### [Work to be completed]
Check every line of the data below for the string "type", and copy the ones that hold it.

──────────────────────────────

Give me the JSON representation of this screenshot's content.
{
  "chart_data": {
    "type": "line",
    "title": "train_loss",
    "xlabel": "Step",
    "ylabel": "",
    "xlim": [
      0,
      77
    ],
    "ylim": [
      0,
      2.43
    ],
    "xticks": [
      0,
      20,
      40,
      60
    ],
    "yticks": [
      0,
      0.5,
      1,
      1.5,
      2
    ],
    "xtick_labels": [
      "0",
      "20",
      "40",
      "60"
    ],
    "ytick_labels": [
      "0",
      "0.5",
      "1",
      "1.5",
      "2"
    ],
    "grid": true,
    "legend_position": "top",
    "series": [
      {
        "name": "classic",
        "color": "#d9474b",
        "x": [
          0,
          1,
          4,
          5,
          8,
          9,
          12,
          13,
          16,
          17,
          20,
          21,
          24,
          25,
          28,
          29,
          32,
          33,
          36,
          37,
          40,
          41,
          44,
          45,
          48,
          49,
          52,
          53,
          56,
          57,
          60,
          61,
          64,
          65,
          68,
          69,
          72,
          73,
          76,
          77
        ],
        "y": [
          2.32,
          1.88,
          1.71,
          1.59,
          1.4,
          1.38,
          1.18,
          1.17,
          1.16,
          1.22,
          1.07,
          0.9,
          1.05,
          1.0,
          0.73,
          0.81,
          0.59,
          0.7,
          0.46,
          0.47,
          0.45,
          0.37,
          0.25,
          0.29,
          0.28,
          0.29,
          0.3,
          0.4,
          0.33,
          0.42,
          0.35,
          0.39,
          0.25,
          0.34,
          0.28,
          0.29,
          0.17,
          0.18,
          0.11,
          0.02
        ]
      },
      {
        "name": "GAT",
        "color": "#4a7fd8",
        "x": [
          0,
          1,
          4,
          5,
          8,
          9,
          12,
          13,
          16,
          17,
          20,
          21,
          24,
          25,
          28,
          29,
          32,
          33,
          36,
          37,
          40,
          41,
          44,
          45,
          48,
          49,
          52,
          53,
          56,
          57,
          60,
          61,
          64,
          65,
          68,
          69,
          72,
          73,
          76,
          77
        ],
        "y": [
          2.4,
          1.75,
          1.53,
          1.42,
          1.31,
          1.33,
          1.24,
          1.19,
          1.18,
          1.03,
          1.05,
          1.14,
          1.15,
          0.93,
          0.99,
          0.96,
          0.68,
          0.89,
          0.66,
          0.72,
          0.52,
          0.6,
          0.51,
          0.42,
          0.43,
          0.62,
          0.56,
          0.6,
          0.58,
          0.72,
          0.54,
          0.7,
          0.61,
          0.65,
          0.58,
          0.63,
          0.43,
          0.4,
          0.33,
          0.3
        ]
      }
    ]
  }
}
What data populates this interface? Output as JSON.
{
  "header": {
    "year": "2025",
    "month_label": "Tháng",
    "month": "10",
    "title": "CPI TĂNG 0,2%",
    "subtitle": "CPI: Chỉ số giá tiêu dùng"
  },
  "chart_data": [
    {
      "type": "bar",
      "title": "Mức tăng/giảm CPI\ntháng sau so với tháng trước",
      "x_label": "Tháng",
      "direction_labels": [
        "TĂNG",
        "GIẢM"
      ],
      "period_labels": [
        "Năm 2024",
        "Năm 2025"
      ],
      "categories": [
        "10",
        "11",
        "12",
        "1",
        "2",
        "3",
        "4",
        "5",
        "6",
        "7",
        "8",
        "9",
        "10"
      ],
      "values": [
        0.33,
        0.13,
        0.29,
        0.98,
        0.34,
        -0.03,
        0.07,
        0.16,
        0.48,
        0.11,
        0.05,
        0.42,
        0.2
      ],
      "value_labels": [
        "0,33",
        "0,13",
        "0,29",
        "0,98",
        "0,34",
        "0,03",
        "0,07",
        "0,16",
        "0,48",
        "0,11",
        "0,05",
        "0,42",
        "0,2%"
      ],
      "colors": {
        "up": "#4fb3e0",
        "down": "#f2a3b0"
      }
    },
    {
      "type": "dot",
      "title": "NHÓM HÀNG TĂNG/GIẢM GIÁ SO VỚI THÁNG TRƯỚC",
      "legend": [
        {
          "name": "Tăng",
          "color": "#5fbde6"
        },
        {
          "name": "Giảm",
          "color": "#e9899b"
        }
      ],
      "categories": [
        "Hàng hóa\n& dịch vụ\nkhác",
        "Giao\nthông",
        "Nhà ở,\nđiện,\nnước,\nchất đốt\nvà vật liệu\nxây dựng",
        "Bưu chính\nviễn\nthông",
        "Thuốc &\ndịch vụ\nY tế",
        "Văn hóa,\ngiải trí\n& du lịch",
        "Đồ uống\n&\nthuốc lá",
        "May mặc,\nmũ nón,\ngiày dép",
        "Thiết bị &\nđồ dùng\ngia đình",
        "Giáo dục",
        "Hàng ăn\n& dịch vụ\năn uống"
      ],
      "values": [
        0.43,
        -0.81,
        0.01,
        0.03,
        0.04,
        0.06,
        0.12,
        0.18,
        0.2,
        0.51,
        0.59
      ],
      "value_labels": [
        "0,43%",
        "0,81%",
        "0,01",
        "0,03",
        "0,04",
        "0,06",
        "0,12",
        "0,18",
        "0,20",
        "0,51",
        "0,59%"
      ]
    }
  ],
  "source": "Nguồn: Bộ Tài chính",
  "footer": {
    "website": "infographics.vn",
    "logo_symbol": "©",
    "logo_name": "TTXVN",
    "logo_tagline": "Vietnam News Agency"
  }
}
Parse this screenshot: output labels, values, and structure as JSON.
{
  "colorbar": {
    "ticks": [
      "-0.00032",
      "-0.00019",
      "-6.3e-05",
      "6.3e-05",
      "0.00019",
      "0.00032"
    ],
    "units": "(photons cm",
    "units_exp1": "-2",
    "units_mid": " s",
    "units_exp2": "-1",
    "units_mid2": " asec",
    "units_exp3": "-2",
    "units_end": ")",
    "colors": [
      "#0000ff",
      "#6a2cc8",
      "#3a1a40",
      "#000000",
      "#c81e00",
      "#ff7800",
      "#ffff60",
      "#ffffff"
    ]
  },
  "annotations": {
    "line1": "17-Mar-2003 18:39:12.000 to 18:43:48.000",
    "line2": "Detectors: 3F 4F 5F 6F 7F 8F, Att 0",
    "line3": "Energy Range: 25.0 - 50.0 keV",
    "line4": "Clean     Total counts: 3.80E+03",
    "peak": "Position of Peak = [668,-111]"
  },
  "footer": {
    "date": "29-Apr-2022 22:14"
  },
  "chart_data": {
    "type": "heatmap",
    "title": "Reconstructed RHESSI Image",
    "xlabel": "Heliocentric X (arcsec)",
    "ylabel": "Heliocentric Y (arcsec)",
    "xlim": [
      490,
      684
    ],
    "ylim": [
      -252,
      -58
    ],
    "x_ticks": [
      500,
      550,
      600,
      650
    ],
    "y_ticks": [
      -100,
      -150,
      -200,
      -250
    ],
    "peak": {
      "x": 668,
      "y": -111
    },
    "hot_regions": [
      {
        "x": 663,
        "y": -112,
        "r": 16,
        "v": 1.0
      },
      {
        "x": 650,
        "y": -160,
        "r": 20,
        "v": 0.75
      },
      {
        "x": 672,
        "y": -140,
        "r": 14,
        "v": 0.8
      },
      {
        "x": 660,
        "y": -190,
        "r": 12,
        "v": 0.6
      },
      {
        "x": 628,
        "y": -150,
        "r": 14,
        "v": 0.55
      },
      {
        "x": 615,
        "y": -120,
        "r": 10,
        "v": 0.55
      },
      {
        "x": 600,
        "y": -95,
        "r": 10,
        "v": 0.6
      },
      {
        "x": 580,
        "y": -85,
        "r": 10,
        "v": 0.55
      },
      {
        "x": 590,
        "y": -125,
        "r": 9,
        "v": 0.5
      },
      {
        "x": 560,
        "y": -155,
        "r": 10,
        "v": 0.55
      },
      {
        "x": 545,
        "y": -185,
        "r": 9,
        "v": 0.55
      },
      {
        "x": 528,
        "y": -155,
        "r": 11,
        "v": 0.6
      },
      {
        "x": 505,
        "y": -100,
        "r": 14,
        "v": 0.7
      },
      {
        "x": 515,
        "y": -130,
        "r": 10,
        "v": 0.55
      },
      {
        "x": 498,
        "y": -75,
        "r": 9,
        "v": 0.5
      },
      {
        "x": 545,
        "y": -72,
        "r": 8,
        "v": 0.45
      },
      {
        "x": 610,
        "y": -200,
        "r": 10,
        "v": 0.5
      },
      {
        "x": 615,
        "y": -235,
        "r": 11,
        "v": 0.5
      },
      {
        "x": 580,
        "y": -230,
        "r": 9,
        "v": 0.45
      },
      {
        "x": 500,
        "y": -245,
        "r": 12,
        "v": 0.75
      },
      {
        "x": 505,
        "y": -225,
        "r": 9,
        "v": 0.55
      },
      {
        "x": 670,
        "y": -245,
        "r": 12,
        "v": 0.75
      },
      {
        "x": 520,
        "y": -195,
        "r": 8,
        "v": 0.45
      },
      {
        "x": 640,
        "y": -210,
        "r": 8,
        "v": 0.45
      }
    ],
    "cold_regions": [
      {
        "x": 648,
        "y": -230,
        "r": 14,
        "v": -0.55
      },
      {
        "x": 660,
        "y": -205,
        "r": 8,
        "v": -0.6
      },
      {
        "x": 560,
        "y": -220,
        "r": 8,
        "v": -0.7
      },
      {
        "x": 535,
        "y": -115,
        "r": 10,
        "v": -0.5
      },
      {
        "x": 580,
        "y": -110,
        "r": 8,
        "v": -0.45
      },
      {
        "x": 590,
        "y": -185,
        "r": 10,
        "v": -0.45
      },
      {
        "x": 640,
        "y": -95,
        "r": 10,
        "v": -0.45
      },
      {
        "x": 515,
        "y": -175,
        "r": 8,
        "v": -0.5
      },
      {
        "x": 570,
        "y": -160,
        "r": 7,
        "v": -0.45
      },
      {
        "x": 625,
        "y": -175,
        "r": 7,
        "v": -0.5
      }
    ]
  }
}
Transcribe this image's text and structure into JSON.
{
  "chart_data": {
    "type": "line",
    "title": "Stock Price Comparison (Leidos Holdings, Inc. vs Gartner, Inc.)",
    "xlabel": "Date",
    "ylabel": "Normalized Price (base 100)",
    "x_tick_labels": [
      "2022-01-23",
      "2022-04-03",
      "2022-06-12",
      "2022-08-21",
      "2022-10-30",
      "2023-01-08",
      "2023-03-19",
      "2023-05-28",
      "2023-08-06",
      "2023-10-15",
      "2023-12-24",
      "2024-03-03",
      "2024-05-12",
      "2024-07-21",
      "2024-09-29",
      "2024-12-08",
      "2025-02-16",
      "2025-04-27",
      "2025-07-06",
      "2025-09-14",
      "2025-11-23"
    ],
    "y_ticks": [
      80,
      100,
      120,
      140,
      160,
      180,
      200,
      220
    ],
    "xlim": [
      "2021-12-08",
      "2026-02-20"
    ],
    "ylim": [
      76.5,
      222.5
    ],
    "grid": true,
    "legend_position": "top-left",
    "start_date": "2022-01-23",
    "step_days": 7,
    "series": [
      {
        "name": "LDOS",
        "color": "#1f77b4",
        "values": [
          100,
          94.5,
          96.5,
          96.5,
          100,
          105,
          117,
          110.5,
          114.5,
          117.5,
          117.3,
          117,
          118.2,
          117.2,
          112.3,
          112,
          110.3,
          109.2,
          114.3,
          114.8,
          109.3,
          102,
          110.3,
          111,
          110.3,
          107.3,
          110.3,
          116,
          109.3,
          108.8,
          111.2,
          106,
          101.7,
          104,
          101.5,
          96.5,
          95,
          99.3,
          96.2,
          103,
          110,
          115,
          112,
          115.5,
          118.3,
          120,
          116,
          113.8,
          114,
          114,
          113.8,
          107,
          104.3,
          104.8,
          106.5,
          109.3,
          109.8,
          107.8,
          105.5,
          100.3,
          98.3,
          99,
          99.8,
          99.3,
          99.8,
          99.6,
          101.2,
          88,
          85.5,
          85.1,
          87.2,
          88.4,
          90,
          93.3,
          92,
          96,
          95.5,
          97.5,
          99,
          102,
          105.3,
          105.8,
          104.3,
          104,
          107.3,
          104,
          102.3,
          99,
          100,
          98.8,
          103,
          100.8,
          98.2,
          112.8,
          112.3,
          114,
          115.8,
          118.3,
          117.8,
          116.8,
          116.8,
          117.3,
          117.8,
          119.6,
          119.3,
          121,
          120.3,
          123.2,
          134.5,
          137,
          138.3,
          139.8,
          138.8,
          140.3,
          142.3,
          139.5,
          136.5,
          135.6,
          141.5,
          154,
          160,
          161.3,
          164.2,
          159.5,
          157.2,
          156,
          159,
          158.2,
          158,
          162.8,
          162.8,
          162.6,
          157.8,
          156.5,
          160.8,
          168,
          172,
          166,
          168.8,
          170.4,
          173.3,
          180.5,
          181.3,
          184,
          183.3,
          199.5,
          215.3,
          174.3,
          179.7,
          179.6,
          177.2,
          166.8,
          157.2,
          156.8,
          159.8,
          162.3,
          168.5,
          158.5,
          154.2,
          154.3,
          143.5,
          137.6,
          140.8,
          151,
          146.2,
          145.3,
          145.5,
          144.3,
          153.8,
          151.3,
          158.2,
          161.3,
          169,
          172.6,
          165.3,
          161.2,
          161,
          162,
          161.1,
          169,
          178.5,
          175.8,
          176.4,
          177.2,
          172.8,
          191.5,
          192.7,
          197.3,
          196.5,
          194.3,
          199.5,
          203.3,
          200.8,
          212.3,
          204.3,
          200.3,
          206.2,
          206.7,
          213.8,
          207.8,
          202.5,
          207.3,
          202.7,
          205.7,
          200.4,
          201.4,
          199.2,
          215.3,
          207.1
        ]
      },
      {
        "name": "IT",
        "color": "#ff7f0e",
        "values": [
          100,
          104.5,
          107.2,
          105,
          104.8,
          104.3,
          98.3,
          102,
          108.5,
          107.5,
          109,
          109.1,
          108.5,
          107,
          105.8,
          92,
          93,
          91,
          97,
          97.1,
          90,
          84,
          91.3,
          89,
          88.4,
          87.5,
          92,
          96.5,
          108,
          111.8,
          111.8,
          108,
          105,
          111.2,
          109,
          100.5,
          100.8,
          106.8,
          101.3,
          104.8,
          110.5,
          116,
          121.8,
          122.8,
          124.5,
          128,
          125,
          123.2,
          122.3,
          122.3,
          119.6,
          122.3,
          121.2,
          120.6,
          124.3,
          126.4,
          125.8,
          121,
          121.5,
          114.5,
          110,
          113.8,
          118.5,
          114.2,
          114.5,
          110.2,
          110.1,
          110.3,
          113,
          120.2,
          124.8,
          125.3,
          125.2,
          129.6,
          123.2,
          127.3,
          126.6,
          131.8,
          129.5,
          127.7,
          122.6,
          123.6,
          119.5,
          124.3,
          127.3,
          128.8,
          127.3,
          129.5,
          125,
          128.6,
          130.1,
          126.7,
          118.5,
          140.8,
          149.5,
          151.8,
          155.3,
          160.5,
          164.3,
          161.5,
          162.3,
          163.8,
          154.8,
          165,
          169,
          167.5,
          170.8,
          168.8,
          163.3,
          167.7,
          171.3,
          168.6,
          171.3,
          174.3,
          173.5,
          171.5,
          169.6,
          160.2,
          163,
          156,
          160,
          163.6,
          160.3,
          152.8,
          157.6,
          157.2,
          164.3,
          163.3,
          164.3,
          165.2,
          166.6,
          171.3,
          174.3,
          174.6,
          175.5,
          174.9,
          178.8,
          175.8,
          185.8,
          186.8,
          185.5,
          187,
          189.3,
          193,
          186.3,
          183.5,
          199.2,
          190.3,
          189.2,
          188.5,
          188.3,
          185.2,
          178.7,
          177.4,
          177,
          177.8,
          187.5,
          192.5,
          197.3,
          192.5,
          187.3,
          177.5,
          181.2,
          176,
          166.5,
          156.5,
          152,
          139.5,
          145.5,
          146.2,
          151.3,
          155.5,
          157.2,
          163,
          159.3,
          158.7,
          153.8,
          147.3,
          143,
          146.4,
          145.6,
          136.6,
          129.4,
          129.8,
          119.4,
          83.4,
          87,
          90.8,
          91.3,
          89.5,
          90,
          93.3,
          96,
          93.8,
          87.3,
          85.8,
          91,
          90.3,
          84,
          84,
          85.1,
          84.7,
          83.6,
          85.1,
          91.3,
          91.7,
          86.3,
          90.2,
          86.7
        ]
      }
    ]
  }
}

──────────────────────────────

### [In response]
    "type": "line",
      "type": "bar",
      "type": "dot",
    "type": "heatmap",
    "type": "line",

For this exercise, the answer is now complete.